CHALLENGE: Count each line in which the word "Dollar" appears. Reply with the total and nothing more.

MATERIALS PROVIDED:
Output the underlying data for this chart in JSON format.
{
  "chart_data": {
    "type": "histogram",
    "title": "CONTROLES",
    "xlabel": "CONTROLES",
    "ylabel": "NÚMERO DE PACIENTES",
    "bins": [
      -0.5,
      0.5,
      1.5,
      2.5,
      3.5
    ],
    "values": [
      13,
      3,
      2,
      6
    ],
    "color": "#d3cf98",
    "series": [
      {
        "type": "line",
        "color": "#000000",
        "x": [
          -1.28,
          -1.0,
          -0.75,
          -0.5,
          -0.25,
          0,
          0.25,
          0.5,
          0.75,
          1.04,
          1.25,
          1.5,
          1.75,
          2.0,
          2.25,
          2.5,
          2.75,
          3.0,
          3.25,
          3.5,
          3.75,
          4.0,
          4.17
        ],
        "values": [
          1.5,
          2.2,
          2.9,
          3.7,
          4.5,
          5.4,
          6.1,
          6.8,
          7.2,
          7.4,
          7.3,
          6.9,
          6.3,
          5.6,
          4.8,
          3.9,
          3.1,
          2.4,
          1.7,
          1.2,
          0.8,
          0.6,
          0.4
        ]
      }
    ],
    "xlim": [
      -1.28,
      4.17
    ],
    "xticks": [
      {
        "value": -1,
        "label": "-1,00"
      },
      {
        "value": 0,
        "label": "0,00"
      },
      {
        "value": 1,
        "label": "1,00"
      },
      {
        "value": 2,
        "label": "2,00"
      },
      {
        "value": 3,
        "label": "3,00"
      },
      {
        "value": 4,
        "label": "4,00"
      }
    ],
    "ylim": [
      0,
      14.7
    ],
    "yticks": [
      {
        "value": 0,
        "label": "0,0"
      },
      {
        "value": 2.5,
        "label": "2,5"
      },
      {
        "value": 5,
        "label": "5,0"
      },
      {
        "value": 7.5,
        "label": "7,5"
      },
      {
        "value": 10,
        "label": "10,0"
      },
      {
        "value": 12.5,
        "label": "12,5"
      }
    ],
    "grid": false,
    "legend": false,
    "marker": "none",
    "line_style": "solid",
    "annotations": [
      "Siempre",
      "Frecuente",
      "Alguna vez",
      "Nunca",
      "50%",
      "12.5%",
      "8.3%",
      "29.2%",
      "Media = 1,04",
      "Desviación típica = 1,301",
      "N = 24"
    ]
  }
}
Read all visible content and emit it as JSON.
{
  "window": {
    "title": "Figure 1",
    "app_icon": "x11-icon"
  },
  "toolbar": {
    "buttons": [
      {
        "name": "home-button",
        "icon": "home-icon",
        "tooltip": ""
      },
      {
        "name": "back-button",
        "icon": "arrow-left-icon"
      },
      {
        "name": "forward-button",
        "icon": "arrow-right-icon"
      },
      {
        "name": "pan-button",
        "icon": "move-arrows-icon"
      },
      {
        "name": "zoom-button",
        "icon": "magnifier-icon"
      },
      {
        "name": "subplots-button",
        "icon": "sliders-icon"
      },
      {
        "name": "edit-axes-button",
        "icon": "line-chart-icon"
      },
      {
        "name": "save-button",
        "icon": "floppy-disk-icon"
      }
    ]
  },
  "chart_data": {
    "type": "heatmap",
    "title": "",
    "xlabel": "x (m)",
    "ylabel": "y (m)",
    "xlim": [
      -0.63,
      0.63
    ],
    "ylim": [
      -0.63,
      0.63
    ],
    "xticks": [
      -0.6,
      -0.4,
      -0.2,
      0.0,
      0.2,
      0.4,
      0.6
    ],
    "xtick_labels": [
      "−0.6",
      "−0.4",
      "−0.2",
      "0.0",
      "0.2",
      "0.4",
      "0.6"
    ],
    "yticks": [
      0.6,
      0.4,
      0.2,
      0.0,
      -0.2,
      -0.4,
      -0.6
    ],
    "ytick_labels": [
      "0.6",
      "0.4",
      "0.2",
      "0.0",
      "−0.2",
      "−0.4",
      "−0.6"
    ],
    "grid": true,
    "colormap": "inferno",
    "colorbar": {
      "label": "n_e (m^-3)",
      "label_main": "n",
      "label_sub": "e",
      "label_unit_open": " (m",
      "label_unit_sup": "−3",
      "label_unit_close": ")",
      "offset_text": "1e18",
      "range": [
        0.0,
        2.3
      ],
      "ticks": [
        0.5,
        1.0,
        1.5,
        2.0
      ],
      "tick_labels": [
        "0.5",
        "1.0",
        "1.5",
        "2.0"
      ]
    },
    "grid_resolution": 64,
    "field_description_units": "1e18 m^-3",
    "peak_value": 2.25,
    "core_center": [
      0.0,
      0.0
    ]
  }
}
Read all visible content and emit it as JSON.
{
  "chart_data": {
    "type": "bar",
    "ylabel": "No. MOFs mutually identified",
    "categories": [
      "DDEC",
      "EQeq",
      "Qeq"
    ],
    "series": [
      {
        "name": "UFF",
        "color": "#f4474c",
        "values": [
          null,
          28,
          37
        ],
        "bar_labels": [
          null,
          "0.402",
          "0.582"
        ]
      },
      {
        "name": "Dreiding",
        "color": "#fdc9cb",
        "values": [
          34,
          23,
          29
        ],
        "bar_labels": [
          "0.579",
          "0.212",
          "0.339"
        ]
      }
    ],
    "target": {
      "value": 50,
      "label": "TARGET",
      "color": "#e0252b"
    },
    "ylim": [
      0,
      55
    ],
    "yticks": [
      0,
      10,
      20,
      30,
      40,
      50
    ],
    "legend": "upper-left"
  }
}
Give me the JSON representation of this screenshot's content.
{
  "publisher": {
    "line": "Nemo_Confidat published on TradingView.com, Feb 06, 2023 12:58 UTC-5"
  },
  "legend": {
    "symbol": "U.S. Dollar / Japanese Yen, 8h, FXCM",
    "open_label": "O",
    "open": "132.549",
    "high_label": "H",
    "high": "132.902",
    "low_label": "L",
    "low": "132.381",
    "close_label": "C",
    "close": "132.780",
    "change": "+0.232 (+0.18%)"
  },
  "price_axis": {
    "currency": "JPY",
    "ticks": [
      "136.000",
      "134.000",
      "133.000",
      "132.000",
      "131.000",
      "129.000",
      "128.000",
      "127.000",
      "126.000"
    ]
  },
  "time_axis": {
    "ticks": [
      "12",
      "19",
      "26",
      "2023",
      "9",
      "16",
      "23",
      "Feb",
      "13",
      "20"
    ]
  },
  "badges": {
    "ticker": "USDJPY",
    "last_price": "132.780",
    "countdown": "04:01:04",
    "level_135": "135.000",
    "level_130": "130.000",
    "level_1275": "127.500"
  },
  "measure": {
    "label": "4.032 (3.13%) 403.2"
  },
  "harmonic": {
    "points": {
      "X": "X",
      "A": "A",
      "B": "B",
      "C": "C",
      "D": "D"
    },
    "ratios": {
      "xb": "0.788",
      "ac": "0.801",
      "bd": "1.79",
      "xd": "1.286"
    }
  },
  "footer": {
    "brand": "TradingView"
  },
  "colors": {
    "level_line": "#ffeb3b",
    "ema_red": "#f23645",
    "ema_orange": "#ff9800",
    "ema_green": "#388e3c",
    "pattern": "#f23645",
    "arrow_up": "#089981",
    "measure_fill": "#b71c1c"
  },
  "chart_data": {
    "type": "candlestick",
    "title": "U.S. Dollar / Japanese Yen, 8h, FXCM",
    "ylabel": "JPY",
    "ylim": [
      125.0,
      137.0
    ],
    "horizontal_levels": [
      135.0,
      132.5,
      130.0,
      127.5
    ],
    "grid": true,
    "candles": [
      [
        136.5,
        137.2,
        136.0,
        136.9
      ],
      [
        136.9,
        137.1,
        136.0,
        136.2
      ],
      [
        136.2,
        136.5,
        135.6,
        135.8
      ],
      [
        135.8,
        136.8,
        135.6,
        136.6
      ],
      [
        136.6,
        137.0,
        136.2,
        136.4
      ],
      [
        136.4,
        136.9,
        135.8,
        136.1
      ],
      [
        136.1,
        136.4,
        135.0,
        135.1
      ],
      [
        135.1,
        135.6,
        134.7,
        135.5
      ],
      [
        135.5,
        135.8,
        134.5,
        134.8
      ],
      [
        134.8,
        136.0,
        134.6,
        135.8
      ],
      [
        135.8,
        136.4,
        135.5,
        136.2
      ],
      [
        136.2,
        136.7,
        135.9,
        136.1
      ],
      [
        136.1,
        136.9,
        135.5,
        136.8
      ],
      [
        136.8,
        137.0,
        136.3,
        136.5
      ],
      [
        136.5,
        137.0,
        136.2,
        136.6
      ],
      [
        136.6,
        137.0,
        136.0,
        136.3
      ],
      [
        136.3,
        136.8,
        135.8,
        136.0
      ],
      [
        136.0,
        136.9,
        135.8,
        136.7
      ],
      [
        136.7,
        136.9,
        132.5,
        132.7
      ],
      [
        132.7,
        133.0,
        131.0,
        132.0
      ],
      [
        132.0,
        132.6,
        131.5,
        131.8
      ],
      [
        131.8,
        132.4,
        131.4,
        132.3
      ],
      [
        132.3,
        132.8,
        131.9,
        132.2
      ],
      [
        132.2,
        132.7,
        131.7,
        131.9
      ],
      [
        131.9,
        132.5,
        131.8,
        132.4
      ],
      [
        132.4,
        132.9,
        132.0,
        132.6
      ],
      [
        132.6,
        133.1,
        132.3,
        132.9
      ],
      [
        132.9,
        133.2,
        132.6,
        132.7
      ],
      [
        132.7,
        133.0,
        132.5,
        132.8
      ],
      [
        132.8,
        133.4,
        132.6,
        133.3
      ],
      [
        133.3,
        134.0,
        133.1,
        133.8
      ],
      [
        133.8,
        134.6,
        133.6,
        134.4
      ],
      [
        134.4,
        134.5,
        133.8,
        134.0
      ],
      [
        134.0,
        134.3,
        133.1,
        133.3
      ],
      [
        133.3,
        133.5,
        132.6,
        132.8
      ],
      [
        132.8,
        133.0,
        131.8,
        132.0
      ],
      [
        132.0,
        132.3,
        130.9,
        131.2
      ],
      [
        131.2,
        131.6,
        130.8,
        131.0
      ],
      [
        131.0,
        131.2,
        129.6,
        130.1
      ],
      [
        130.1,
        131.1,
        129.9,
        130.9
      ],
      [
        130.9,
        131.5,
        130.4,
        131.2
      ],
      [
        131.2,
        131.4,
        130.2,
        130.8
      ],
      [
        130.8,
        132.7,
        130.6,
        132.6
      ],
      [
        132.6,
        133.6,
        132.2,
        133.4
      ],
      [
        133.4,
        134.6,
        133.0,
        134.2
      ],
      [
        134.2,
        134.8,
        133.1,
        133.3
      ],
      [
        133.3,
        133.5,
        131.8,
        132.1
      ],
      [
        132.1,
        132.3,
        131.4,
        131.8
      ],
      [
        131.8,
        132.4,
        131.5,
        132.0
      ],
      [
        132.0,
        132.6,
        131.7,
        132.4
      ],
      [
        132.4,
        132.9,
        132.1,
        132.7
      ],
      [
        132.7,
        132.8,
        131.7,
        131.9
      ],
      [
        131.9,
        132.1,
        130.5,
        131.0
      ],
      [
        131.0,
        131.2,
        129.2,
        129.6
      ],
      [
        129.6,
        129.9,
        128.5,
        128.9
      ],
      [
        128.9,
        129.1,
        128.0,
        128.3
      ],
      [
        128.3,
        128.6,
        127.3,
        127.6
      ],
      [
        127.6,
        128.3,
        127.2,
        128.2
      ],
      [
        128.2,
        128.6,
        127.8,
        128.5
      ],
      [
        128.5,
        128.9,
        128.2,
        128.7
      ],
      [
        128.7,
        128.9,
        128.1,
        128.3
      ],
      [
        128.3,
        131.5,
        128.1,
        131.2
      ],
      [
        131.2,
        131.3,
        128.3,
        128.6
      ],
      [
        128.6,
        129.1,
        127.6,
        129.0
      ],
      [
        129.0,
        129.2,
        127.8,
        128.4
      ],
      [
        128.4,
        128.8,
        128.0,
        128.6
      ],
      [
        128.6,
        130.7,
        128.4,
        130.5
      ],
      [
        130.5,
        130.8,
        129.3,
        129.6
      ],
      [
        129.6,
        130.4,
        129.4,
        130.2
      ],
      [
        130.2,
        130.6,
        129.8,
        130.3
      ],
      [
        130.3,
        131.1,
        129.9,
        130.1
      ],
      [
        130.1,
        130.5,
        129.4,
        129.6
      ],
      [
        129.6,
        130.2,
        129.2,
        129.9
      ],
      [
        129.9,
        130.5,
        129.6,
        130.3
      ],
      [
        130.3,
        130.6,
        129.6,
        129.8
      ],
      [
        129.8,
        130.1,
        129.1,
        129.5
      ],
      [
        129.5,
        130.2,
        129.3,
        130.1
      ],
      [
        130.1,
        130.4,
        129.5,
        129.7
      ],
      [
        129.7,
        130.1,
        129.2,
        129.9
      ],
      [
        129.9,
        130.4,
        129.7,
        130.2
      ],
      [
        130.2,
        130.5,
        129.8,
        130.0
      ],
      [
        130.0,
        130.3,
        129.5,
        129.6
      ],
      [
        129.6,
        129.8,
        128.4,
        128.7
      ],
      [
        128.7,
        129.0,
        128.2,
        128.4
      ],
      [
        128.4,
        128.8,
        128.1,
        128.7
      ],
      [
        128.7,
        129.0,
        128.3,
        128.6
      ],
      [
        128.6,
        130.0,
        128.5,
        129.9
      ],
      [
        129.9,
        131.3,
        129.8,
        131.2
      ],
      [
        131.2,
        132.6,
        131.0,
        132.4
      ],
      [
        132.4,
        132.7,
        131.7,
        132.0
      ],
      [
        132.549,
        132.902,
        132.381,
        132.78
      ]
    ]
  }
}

ANSWER TO THE PROBLEM: 2